▶ Extracted data entries:
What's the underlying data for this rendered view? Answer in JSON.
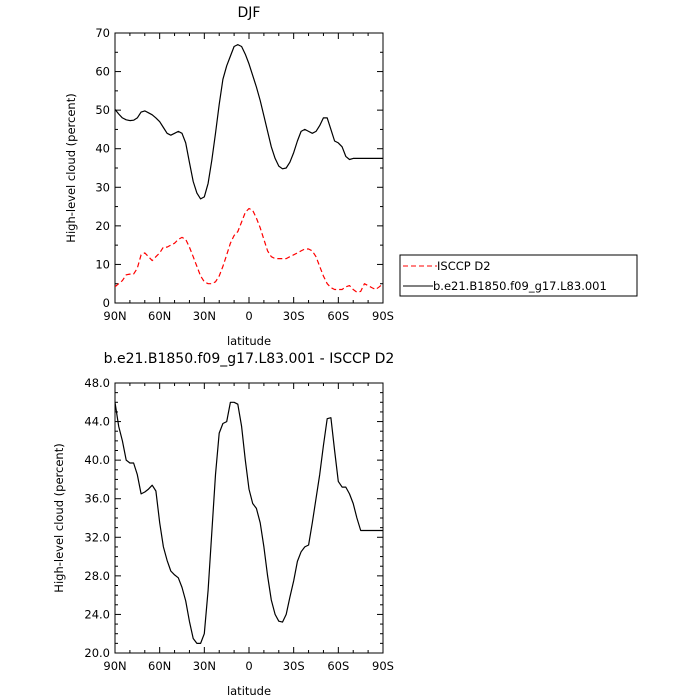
{
  "chart_data": [
    {
      "type": "line",
      "title": "DJF",
      "xlabel": "latitude",
      "ylabel": "High-level cloud (percent)",
      "xlim": [
        90,
        -90
      ],
      "ylim": [
        0,
        70
      ],
      "x_ticks": [
        90,
        60,
        30,
        0,
        -30,
        -60,
        -90
      ],
      "x_tick_labels": [
        "90N",
        "60N",
        "30N",
        "0",
        "30S",
        "60S",
        "90S"
      ],
      "y_ticks": [
        0,
        10,
        20,
        30,
        40,
        50,
        60,
        70
      ],
      "y_tick_labels": [
        "0",
        "10",
        "20",
        "30",
        "40",
        "50",
        "60",
        "70"
      ],
      "grid": false,
      "legend": "outside-right",
      "series": [
        {
          "name": "ISCCP D2",
          "color": "#ff0000",
          "dash": "dashed",
          "x": [
            90,
            87.5,
            85,
            82.5,
            80,
            77.5,
            75,
            72.5,
            70,
            67.5,
            65,
            62.5,
            60,
            57.5,
            55,
            52.5,
            50,
            47.5,
            45,
            42.5,
            40,
            37.5,
            35,
            32.5,
            30,
            27.5,
            25,
            22.5,
            20,
            17.5,
            15,
            12.5,
            10,
            7.5,
            5,
            2.5,
            0,
            -2.5,
            -5,
            -7.5,
            -10,
            -12.5,
            -15,
            -17.5,
            -20,
            -22.5,
            -25,
            -27.5,
            -30,
            -32.5,
            -35,
            -37.5,
            -40,
            -42.5,
            -45,
            -47.5,
            -50,
            -52.5,
            -55,
            -57.5,
            -60,
            -62.5,
            -65,
            -67.5,
            -70,
            -72.5,
            -75,
            -77.5,
            -80,
            -82.5,
            -85,
            -87.5,
            -90
          ],
          "values": [
            4.2,
            5.0,
            5.8,
            7.3,
            7.5,
            7.5,
            9.0,
            12.5,
            13.0,
            12.0,
            11.0,
            12.0,
            13.0,
            14.5,
            14.5,
            15.0,
            15.5,
            16.5,
            17.0,
            16.5,
            14.5,
            12.0,
            9.5,
            7.0,
            5.5,
            5.0,
            5.0,
            5.5,
            7.0,
            9.5,
            12.5,
            15.5,
            17.5,
            18.5,
            21.0,
            23.5,
            24.5,
            24.0,
            22.0,
            19.5,
            16.5,
            13.5,
            12.0,
            11.5,
            11.5,
            11.5,
            11.5,
            12.0,
            12.5,
            13.0,
            13.5,
            14.0,
            14.0,
            13.5,
            12.0,
            9.5,
            7.0,
            5.0,
            4.0,
            3.5,
            3.5,
            3.5,
            4.2,
            4.5,
            3.5,
            2.8,
            3.0,
            5.0,
            4.5,
            4.0,
            3.5,
            4.2,
            5.0
          ]
        },
        {
          "name": "b.e21.B1850.f09_g17.L83.001",
          "color": "#000000",
          "dash": "solid",
          "x": [
            90,
            87.5,
            85,
            82.5,
            80,
            77.5,
            75,
            72.5,
            70,
            67.5,
            65,
            62.5,
            60,
            57.5,
            55,
            52.5,
            50,
            47.5,
            45,
            42.5,
            40,
            37.5,
            35,
            32.5,
            30,
            27.5,
            25,
            22.5,
            20,
            17.5,
            15,
            12.5,
            10,
            7.5,
            5,
            2.5,
            0,
            -2.5,
            -5,
            -7.5,
            -10,
            -12.5,
            -15,
            -17.5,
            -20,
            -22.5,
            -25,
            -27.5,
            -30,
            -32.5,
            -35,
            -37.5,
            -40,
            -42.5,
            -45,
            -47.5,
            -50,
            -52.5,
            -55,
            -57.5,
            -60,
            -62.5,
            -65,
            -67.5,
            -70,
            -72.5,
            -75,
            -77.5,
            -80,
            -82.5,
            -85,
            -87.5,
            -90
          ],
          "values": [
            50.2,
            49.0,
            48.0,
            47.5,
            47.3,
            47.4,
            48.0,
            49.5,
            49.8,
            49.3,
            48.8,
            48.0,
            47.0,
            45.5,
            44.0,
            43.5,
            44.0,
            44.5,
            44.0,
            41.5,
            36.5,
            31.5,
            28.5,
            27.0,
            27.5,
            31.0,
            37.0,
            44.0,
            51.5,
            58.0,
            61.5,
            64.0,
            66.5,
            67.0,
            66.5,
            64.5,
            62.0,
            59.0,
            56.0,
            52.5,
            48.5,
            44.5,
            40.5,
            37.5,
            35.5,
            34.8,
            35.0,
            36.5,
            39.0,
            42.0,
            44.5,
            45.0,
            44.5,
            44.0,
            44.5,
            46.0,
            48.0,
            48.0,
            45.0,
            42.0,
            41.5,
            40.5,
            38.0,
            37.2,
            37.5,
            37.5,
            37.5,
            37.5,
            37.5,
            37.5,
            37.5,
            37.5,
            37.5
          ]
        }
      ]
    },
    {
      "type": "line",
      "title": "b.e21.B1850.f09_g17.L83.001 - ISCCP D2",
      "xlabel": "latitude",
      "ylabel": "High-level cloud (percent)",
      "xlim": [
        90,
        -90
      ],
      "ylim": [
        20,
        48
      ],
      "x_ticks": [
        90,
        60,
        30,
        0,
        -30,
        -60,
        -90
      ],
      "x_tick_labels": [
        "90N",
        "60N",
        "30N",
        "0",
        "30S",
        "60S",
        "90S"
      ],
      "y_ticks": [
        20,
        24,
        28,
        32,
        36,
        40,
        44,
        48
      ],
      "y_tick_labels": [
        "20.0",
        "24.0",
        "28.0",
        "32.0",
        "36.0",
        "40.0",
        "44.0",
        "48.0"
      ],
      "grid": false,
      "legend": "none",
      "series": [
        {
          "color": "#000000",
          "dash": "solid",
          "x": [
            90,
            87.5,
            85,
            82.5,
            80,
            77.5,
            75,
            72.5,
            70,
            67.5,
            65,
            62.5,
            60,
            57.5,
            55,
            52.5,
            50,
            47.5,
            45,
            42.5,
            40,
            37.5,
            35,
            32.5,
            30,
            27.5,
            25,
            22.5,
            20,
            17.5,
            15,
            12.5,
            10,
            7.5,
            5,
            2.5,
            0,
            -2.5,
            -5,
            -7.5,
            -10,
            -12.5,
            -15,
            -17.5,
            -20,
            -22.5,
            -25,
            -27.5,
            -30,
            -32.5,
            -35,
            -37.5,
            -40,
            -42.5,
            -45,
            -47.5,
            -50,
            -52.5,
            -55,
            -57.5,
            -60,
            -62.5,
            -65,
            -67.5,
            -70,
            -72.5,
            -75,
            -77.5,
            -80,
            -82.5,
            -85,
            -87.5,
            -90
          ],
          "values": [
            46.0,
            43.5,
            42.0,
            40.0,
            39.7,
            39.7,
            38.5,
            36.5,
            36.7,
            37.0,
            37.4,
            36.8,
            33.5,
            31.0,
            29.6,
            28.5,
            28.1,
            27.8,
            26.8,
            25.4,
            23.3,
            21.5,
            21.0,
            21.0,
            22.0,
            26.5,
            32.5,
            38.5,
            42.8,
            43.8,
            44.0,
            46.0,
            46.0,
            45.8,
            43.5,
            40.0,
            37.0,
            35.5,
            35.0,
            33.5,
            31.0,
            28.0,
            25.5,
            24.0,
            23.3,
            23.2,
            24.0,
            25.8,
            27.5,
            29.5,
            30.5,
            31.0,
            31.2,
            33.5,
            36.0,
            38.5,
            41.5,
            44.3,
            44.4,
            41.0,
            37.8,
            37.2,
            37.2,
            36.5,
            35.5,
            34.0,
            32.7,
            32.7,
            32.7,
            32.7,
            32.7,
            32.7,
            32.7
          ]
        }
      ]
    }
  ]
}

▶ TASK TO CARRY OUT: Without including any picture, repeat the data exactly.

▶ RESPONSE BELOW:
What's the underlying data for this rendered view? Answer in JSON.
{
  "chart_data": [
    {
      "type": "line",
      "title": "DJF",
      "xlabel": "latitude",
      "ylabel": "High-level cloud (percent)",
      "xlim": [
        90,
        -90
      ],
      "ylim": [
        0,
        70
      ],
      "x_ticks": [
        90,
        60,
        30,
        0,
        -30,
        -60,
        -90
      ],
      "x_tick_labels": [
        "90N",
        "60N",
        "30N",
        "0",
        "30S",
        "60S",
        "90S"
      ],
      "y_ticks": [
        0,
        10,
        20,
        30,
        40,
        50,
        60,
        70
      ],
      "y_tick_labels": [
        "0",
        "10",
        "20",
        "30",
        "40",
        "50",
        "60",
        "70"
      ],
      "grid": false,
      "legend": "outside-right",
      "series": [
        {
          "name": "ISCCP D2",
          "color": "#ff0000",
          "dash": "dashed",
          "x": [
            90,
            87.5,
            85,
            82.5,
            80,
            77.5,
            75,
            72.5,
            70,
            67.5,
            65,
            62.5,
            60,
            57.5,
            55,
            52.5,
            50,
            47.5,
            45,
            42.5,
            40,
            37.5,
            35,
            32.5,
            30,
            27.5,
            25,
            22.5,
            20,
            17.5,
            15,
            12.5,
            10,
            7.5,
            5,
            2.5,
            0,
            -2.5,
            -5,
            -7.5,
            -10,
            -12.5,
            -15,
            -17.5,
            -20,
            -22.5,
            -25,
            -27.5,
            -30,
            -32.5,
            -35,
            -37.5,
            -40,
            -42.5,
            -45,
            -47.5,
            -50,
            -52.5,
            -55,
            -57.5,
            -60,
            -62.5,
            -65,
            -67.5,
            -70,
            -72.5,
            -75,
            -77.5,
            -80,
            -82.5,
            -85,
            -87.5,
            -90
          ],
          "values": [
            4.2,
            5.0,
            5.8,
            7.3,
            7.5,
            7.5,
            9.0,
            12.5,
            13.0,
            12.0,
            11.0,
            12.0,
            13.0,
            14.5,
            14.5,
            15.0,
            15.5,
            16.5,
            17.0,
            16.5,
            14.5,
            12.0,
            9.5,
            7.0,
            5.5,
            5.0,
            5.0,
            5.5,
            7.0,
            9.5,
            12.5,
            15.5,
            17.5,
            18.5,
            21.0,
            23.5,
            24.5,
            24.0,
            22.0,
            19.5,
            16.5,
            13.5,
            12.0,
            11.5,
            11.5,
            11.5,
            11.5,
            12.0,
            12.5,
            13.0,
            13.5,
            14.0,
            14.0,
            13.5,
            12.0,
            9.5,
            7.0,
            5.0,
            4.0,
            3.5,
            3.5,
            3.5,
            4.2,
            4.5,
            3.5,
            2.8,
            3.0,
            5.0,
            4.5,
            4.0,
            3.5,
            4.2,
            5.0
          ]
        },
        {
          "name": "b.e21.B1850.f09_g17.L83.001",
          "color": "#000000",
          "dash": "solid",
          "x": [
            90,
            87.5,
            85,
            82.5,
            80,
            77.5,
            75,
            72.5,
            70,
            67.5,
            65,
            62.5,
            60,
            57.5,
            55,
            52.5,
            50,
            47.5,
            45,
            42.5,
            40,
            37.5,
            35,
            32.5,
            30,
            27.5,
            25,
            22.5,
            20,
            17.5,
            15,
            12.5,
            10,
            7.5,
            5,
            2.5,
            0,
            -2.5,
            -5,
            -7.5,
            -10,
            -12.5,
            -15,
            -17.5,
            -20,
            -22.5,
            -25,
            -27.5,
            -30,
            -32.5,
            -35,
            -37.5,
            -40,
            -42.5,
            -45,
            -47.5,
            -50,
            -52.5,
            -55,
            -57.5,
            -60,
            -62.5,
            -65,
            -67.5,
            -70,
            -72.5,
            -75,
            -77.5,
            -80,
            -82.5,
            -85,
            -87.5,
            -90
          ],
          "values": [
            50.2,
            49.0,
            48.0,
            47.5,
            47.3,
            47.4,
            48.0,
            49.5,
            49.8,
            49.3,
            48.8,
            48.0,
            47.0,
            45.5,
            44.0,
            43.5,
            44.0,
            44.5,
            44.0,
            41.5,
            36.5,
            31.5,
            28.5,
            27.0,
            27.5,
            31.0,
            37.0,
            44.0,
            51.5,
            58.0,
            61.5,
            64.0,
            66.5,
            67.0,
            66.5,
            64.5,
            62.0,
            59.0,
            56.0,
            52.5,
            48.5,
            44.5,
            40.5,
            37.5,
            35.5,
            34.8,
            35.0,
            36.5,
            39.0,
            42.0,
            44.5,
            45.0,
            44.5,
            44.0,
            44.5,
            46.0,
            48.0,
            48.0,
            45.0,
            42.0,
            41.5,
            40.5,
            38.0,
            37.2,
            37.5,
            37.5,
            37.5,
            37.5,
            37.5,
            37.5,
            37.5,
            37.5,
            37.5
          ]
        }
      ]
    },
    {
      "type": "line",
      "title": "b.e21.B1850.f09_g17.L83.001 - ISCCP D2",
      "xlabel": "latitude",
      "ylabel": "High-level cloud (percent)",
      "xlim": [
        90,
        -90
      ],
      "ylim": [
        20,
        48
      ],
      "x_ticks": [
        90,
        60,
        30,
        0,
        -30,
        -60,
        -90
      ],
      "x_tick_labels": [
        "90N",
        "60N",
        "30N",
        "0",
        "30S",
        "60S",
        "90S"
      ],
      "y_ticks": [
        20,
        24,
        28,
        32,
        36,
        40,
        44,
        48
      ],
      "y_tick_labels": [
        "20.0",
        "24.0",
        "28.0",
        "32.0",
        "36.0",
        "40.0",
        "44.0",
        "48.0"
      ],
      "grid": false,
      "legend": "none",
      "series": [
        {
          "color": "#000000",
          "dash": "solid",
          "x": [
            90,
            87.5,
            85,
            82.5,
            80,
            77.5,
            75,
            72.5,
            70,
            67.5,
            65,
            62.5,
            60,
            57.5,
            55,
            52.5,
            50,
            47.5,
            45,
            42.5,
            40,
            37.5,
            35,
            32.5,
            30,
            27.5,
            25,
            22.5,
            20,
            17.5,
            15,
            12.5,
            10,
            7.5,
            5,
            2.5,
            0,
            -2.5,
            -5,
            -7.5,
            -10,
            -12.5,
            -15,
            -17.5,
            -20,
            -22.5,
            -25,
            -27.5,
            -30,
            -32.5,
            -35,
            -37.5,
            -40,
            -42.5,
            -45,
            -47.5,
            -50,
            -52.5,
            -55,
            -57.5,
            -60,
            -62.5,
            -65,
            -67.5,
            -70,
            -72.5,
            -75,
            -77.5,
            -80,
            -82.5,
            -85,
            -87.5,
            -90
          ],
          "values": [
            46.0,
            43.5,
            42.0,
            40.0,
            39.7,
            39.7,
            38.5,
            36.5,
            36.7,
            37.0,
            37.4,
            36.8,
            33.5,
            31.0,
            29.6,
            28.5,
            28.1,
            27.8,
            26.8,
            25.4,
            23.3,
            21.5,
            21.0,
            21.0,
            22.0,
            26.5,
            32.5,
            38.5,
            42.8,
            43.8,
            44.0,
            46.0,
            46.0,
            45.8,
            43.5,
            40.0,
            37.0,
            35.5,
            35.0,
            33.5,
            31.0,
            28.0,
            25.5,
            24.0,
            23.3,
            23.2,
            24.0,
            25.8,
            27.5,
            29.5,
            30.5,
            31.0,
            31.2,
            33.5,
            36.0,
            38.5,
            41.5,
            44.3,
            44.4,
            41.0,
            37.8,
            37.2,
            37.2,
            36.5,
            35.5,
            34.0,
            32.7,
            32.7,
            32.7,
            32.7,
            32.7,
            32.7,
            32.7
          ]
        }
      ]
    }
  ]
}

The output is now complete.